Dataset records:
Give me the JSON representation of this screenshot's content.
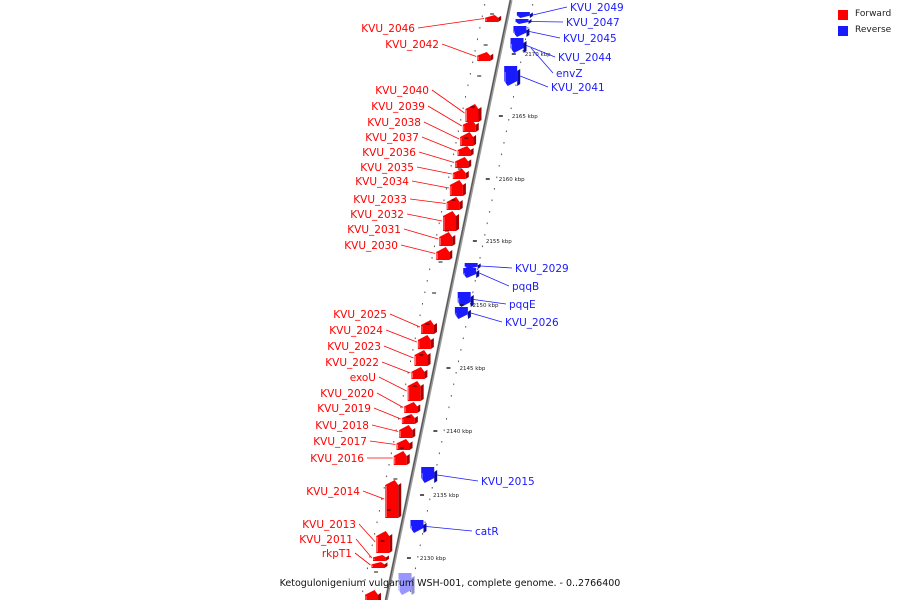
{
  "caption": "Ketogulonigenium vulgarum WSH-001, complete genome. - 0..2766400",
  "legend": {
    "forward_label": "Forward",
    "reverse_label": "Reverse",
    "forward_color": "#ff0000",
    "reverse_color": "#1a1aff"
  },
  "axis": {
    "unit": "kbp",
    "tick_labels": [
      "2170 kbp",
      "2165 kbp",
      "2160 kbp",
      "2155 kbp",
      "2150 kbp",
      "2145 kbp",
      "2140 kbp",
      "2135 kbp",
      "2130 kbp"
    ]
  },
  "genes": {
    "forward": [
      "KVU_2046",
      "KVU_2042",
      "KVU_2040",
      "KVU_2039",
      "KVU_2038",
      "KVU_2037",
      "KVU_2036",
      "KVU_2035",
      "KVU_2034",
      "KVU_2033",
      "KVU_2032",
      "KVU_2031",
      "KVU_2030",
      "KVU_2025",
      "KVU_2024",
      "KVU_2023",
      "KVU_2022",
      "exoU",
      "KVU_2020",
      "KVU_2019",
      "KVU_2018",
      "KVU_2017",
      "KVU_2016",
      "KVU_2014",
      "KVU_2013",
      "KVU_2011",
      "rkpT1"
    ],
    "reverse": [
      "KVU_2049",
      "KVU_2047",
      "KVU_2045",
      "KVU_2044",
      "envZ",
      "KVU_2041",
      "KVU_2029",
      "pqqB",
      "pqqE",
      "KVU_2026",
      "KVU_2015",
      "catR"
    ]
  }
}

Task statement: In your copy, leave out the pictures and reproduce the material above exactly.

Answer area:
Give me the JSON representation of this screenshot's content.
{
  "caption": "Ketogulonigenium vulgarum WSH-001, complete genome. - 0..2766400",
  "legend": {
    "forward_label": "Forward",
    "reverse_label": "Reverse",
    "forward_color": "#ff0000",
    "reverse_color": "#1a1aff"
  },
  "axis": {
    "unit": "kbp",
    "tick_labels": [
      "2170 kbp",
      "2165 kbp",
      "2160 kbp",
      "2155 kbp",
      "2150 kbp",
      "2145 kbp",
      "2140 kbp",
      "2135 kbp",
      "2130 kbp"
    ]
  },
  "genes": {
    "forward": [
      "KVU_2046",
      "KVU_2042",
      "KVU_2040",
      "KVU_2039",
      "KVU_2038",
      "KVU_2037",
      "KVU_2036",
      "KVU_2035",
      "KVU_2034",
      "KVU_2033",
      "KVU_2032",
      "KVU_2031",
      "KVU_2030",
      "KVU_2025",
      "KVU_2024",
      "KVU_2023",
      "KVU_2022",
      "exoU",
      "KVU_2020",
      "KVU_2019",
      "KVU_2018",
      "KVU_2017",
      "KVU_2016",
      "KVU_2014",
      "KVU_2013",
      "KVU_2011",
      "rkpT1"
    ],
    "reverse": [
      "KVU_2049",
      "KVU_2047",
      "KVU_2045",
      "KVU_2044",
      "envZ",
      "KVU_2041",
      "KVU_2029",
      "pqqB",
      "pqqE",
      "KVU_2026",
      "KVU_2015",
      "catR"
    ]
  }
}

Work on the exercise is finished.